** What is needed **
Extract every line that includes the string "name".

[START OF Available records]

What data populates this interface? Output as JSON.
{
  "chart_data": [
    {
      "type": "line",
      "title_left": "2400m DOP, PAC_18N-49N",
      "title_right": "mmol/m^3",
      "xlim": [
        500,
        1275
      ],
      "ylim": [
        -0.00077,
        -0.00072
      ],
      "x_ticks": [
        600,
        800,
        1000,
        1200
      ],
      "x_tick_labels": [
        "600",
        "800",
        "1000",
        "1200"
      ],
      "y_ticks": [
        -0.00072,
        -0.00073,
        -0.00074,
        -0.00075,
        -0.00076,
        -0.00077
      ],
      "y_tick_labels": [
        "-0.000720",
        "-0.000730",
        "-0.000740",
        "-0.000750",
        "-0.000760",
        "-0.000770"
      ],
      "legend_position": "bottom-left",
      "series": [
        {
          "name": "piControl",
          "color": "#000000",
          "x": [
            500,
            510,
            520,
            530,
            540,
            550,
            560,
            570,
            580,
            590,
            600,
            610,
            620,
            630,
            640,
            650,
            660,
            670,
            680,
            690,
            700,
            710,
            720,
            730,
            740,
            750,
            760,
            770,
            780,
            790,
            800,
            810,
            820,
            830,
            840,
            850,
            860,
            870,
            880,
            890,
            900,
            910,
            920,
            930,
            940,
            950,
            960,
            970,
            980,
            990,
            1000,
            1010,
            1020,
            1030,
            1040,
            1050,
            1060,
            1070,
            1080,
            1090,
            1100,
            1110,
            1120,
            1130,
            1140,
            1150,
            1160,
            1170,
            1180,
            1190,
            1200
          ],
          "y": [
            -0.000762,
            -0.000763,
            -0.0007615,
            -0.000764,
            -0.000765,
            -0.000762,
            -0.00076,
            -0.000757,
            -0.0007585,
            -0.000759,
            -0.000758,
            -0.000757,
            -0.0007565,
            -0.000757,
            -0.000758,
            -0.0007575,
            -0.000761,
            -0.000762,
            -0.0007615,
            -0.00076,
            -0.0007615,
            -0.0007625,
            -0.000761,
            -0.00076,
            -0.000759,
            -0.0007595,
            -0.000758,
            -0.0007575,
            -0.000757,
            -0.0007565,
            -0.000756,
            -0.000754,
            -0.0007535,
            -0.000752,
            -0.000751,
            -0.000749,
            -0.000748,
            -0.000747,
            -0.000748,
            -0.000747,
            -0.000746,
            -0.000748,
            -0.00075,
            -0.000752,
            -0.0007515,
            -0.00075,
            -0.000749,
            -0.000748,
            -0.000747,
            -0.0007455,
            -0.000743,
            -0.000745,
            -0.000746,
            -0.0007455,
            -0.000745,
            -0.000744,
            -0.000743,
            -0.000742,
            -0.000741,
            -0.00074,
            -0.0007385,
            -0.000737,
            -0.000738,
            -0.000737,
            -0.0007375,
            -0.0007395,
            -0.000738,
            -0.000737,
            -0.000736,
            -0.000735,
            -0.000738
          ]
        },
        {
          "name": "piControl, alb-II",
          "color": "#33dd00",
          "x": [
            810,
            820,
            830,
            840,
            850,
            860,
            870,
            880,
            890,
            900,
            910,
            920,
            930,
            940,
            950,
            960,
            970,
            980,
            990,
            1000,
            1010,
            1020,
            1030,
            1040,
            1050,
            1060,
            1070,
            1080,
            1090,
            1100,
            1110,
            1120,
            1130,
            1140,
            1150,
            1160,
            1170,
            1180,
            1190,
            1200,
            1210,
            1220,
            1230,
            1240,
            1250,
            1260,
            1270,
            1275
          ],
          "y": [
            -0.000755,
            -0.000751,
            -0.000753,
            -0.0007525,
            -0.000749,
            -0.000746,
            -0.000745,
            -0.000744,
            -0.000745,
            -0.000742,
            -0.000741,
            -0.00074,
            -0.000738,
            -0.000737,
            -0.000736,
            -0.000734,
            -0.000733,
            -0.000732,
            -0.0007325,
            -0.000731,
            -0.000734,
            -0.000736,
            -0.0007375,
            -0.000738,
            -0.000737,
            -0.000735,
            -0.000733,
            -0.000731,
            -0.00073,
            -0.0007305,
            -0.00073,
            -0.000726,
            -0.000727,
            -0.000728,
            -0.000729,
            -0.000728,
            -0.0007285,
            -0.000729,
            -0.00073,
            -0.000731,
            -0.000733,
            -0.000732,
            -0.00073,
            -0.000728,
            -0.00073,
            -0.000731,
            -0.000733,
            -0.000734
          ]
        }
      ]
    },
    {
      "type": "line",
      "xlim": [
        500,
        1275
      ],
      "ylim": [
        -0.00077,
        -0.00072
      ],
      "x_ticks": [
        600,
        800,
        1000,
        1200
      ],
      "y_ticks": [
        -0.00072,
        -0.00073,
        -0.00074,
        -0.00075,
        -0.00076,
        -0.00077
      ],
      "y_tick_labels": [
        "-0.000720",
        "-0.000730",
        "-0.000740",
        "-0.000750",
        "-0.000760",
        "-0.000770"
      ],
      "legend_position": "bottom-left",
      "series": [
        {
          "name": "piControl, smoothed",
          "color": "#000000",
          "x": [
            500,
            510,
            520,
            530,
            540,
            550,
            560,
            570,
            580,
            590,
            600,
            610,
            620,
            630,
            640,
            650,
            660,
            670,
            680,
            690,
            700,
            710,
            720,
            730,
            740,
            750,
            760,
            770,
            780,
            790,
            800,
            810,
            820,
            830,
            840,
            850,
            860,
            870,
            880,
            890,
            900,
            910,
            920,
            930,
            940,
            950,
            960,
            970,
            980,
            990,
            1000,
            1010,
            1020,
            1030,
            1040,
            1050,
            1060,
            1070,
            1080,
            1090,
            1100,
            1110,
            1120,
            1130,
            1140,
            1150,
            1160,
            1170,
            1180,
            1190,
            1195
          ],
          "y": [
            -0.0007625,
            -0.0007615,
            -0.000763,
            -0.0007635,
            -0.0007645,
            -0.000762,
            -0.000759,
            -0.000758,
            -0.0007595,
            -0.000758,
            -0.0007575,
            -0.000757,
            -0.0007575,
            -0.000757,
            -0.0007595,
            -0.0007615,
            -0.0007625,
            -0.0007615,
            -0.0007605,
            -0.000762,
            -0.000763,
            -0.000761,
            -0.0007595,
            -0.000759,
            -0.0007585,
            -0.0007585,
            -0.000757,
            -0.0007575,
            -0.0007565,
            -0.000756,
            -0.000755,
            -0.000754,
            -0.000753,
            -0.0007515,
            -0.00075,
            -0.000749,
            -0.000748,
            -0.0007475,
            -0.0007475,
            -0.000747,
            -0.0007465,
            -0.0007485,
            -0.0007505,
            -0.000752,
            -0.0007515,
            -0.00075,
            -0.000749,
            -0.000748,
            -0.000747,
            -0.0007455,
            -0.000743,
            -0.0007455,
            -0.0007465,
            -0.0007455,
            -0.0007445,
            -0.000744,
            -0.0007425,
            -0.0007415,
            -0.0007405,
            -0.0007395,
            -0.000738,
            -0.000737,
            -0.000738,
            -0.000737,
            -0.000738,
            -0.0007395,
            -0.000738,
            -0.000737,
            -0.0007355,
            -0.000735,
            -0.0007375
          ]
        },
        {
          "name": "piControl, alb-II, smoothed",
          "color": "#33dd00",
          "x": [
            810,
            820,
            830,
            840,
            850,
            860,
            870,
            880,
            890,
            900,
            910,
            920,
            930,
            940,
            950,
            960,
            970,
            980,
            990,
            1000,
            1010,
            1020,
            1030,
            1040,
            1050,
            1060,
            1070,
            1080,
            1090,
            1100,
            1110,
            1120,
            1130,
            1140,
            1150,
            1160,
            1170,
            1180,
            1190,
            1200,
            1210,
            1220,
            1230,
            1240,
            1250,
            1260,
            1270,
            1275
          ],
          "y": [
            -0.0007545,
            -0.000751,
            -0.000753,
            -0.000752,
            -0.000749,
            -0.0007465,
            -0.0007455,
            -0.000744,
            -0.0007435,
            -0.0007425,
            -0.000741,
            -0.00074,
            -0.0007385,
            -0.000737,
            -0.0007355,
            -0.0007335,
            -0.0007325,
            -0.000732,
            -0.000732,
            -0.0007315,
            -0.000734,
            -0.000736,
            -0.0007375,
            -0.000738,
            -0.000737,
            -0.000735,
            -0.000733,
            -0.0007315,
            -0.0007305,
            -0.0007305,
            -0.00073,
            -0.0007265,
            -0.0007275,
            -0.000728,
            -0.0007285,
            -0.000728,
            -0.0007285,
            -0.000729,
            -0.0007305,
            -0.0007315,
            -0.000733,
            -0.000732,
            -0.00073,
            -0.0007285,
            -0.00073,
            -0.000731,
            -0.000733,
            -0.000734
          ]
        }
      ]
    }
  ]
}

[END OF Available records]

** Solution to this task **
          "name": "piControl",
          "name": "piControl, alb-II",
          "name": "piControl, smoothed",
          "name": "piControl, alb-II, smoothed",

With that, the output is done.